===== Available data =====

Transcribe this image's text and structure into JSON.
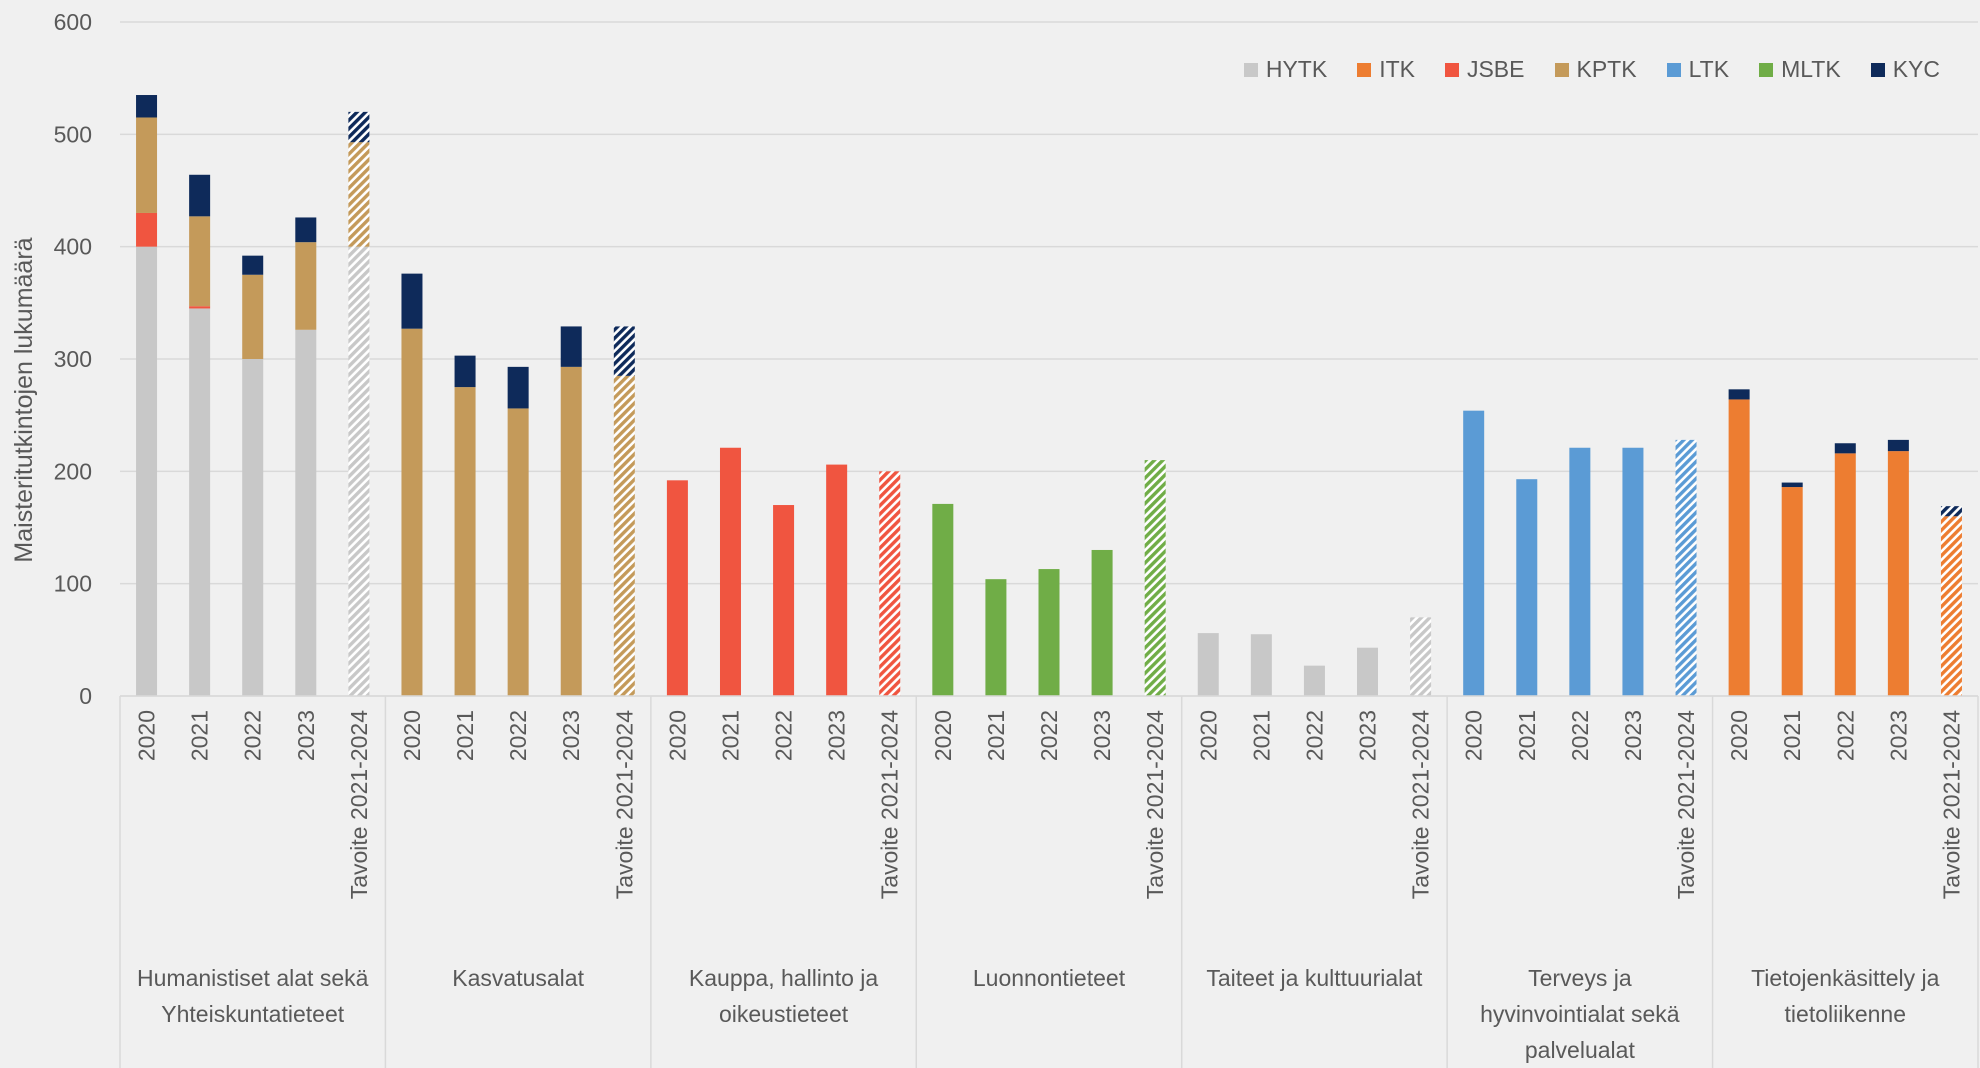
{
  "chart_data": {
    "type": "stacked_bar",
    "y_label": "Maisteritutkintojen lukumäärä",
    "groups": [
      {
        "label": "Humanistiset alat sekä Yhteiskuntatieteet",
        "categories": [
          "2020",
          "2021",
          "2022",
          "2023",
          "Tavoite 2021-2024"
        ]
      },
      {
        "label": "Kasvatusalat",
        "categories": [
          "2020",
          "2021",
          "2022",
          "2023",
          "Tavoite 2021-2024"
        ]
      },
      {
        "label": "Kauppa, hallinto ja oikeustieteet",
        "categories": [
          "2020",
          "2021",
          "2022",
          "2023",
          "Tavoite 2021-2024"
        ]
      },
      {
        "label": "Luonnontieteet",
        "categories": [
          "2020",
          "2021",
          "2022",
          "2023",
          "Tavoite 2021-2024"
        ]
      },
      {
        "label": "Taiteet ja kulttuurialat",
        "categories": [
          "2020",
          "2021",
          "2022",
          "2023",
          "Tavoite 2021-2024"
        ]
      },
      {
        "label": "Terveys ja hyvinvointialat sekä palvelualat",
        "categories": [
          "2020",
          "2021",
          "2022",
          "2023",
          "Tavoite 2021-2024"
        ]
      },
      {
        "label": "Tietojenkäsittely ja tietoliikenne",
        "categories": [
          "2020",
          "2021",
          "2022",
          "2023",
          "Tavoite 2021-2024"
        ]
      }
    ],
    "series": [
      {
        "name": "HYTK",
        "color": "#c8c8c8",
        "values": [
          400,
          345,
          300,
          326,
          400,
          null,
          null,
          null,
          null,
          null,
          null,
          null,
          null,
          null,
          null,
          null,
          null,
          null,
          null,
          null,
          56,
          55,
          27,
          43,
          70,
          null,
          null,
          null,
          null,
          null,
          null,
          null,
          null,
          null,
          null
        ]
      },
      {
        "name": "ITK",
        "color": "#ed7d31",
        "values": [
          null,
          null,
          null,
          null,
          null,
          null,
          null,
          null,
          null,
          null,
          null,
          null,
          null,
          null,
          null,
          null,
          null,
          null,
          null,
          null,
          null,
          null,
          null,
          null,
          null,
          null,
          null,
          null,
          null,
          null,
          264,
          186,
          216,
          218,
          160
        ]
      },
      {
        "name": "JSBE",
        "color": "#f05540",
        "values": [
          30,
          2,
          null,
          null,
          null,
          null,
          null,
          null,
          null,
          null,
          192,
          221,
          170,
          206,
          200,
          null,
          null,
          null,
          null,
          null,
          null,
          null,
          null,
          null,
          null,
          null,
          null,
          null,
          null,
          null,
          null,
          null,
          null,
          null,
          null
        ]
      },
      {
        "name": "KPTK",
        "color": "#c49a5a",
        "values": [
          85,
          80,
          75,
          78,
          93,
          327,
          275,
          256,
          293,
          285,
          null,
          null,
          null,
          null,
          null,
          null,
          null,
          null,
          null,
          null,
          null,
          null,
          null,
          null,
          null,
          null,
          null,
          null,
          null,
          null,
          null,
          null,
          null,
          null,
          null
        ]
      },
      {
        "name": "LTK",
        "color": "#5b9bd5",
        "values": [
          null,
          null,
          null,
          null,
          null,
          null,
          null,
          null,
          null,
          null,
          null,
          null,
          null,
          null,
          null,
          null,
          null,
          null,
          null,
          null,
          null,
          null,
          null,
          null,
          null,
          254,
          193,
          221,
          221,
          228,
          null,
          null,
          null,
          null,
          null
        ]
      },
      {
        "name": "MLTK",
        "color": "#70ad47",
        "values": [
          null,
          null,
          null,
          null,
          null,
          null,
          null,
          null,
          null,
          null,
          null,
          null,
          null,
          null,
          null,
          171,
          104,
          113,
          130,
          210,
          null,
          null,
          null,
          null,
          null,
          null,
          null,
          null,
          null,
          null,
          null,
          null,
          null,
          null,
          null
        ]
      },
      {
        "name": "KYC",
        "color": "#0e2a5a",
        "values": [
          20,
          37,
          17,
          22,
          27,
          49,
          28,
          37,
          36,
          44,
          null,
          null,
          null,
          null,
          null,
          null,
          null,
          null,
          null,
          null,
          null,
          null,
          null,
          null,
          null,
          null,
          null,
          null,
          null,
          null,
          9,
          4,
          9,
          10,
          9
        ]
      }
    ],
    "ylim": [
      0,
      600
    ],
    "yticks": [
      0,
      100,
      200,
      300,
      400,
      500,
      600
    ],
    "grid": true,
    "legend": "top-right"
  }
}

=====

Problem requirements |
Extract all lines that hold the word "color".

Solution |
        "color": "#c8c8c8",
        "color": "#ed7d31",
        "color": "#f05540",
        "color": "#c49a5a",
        "color": "#5b9bd5",
        "color": "#70ad47",
        "color": "#0e2a5a",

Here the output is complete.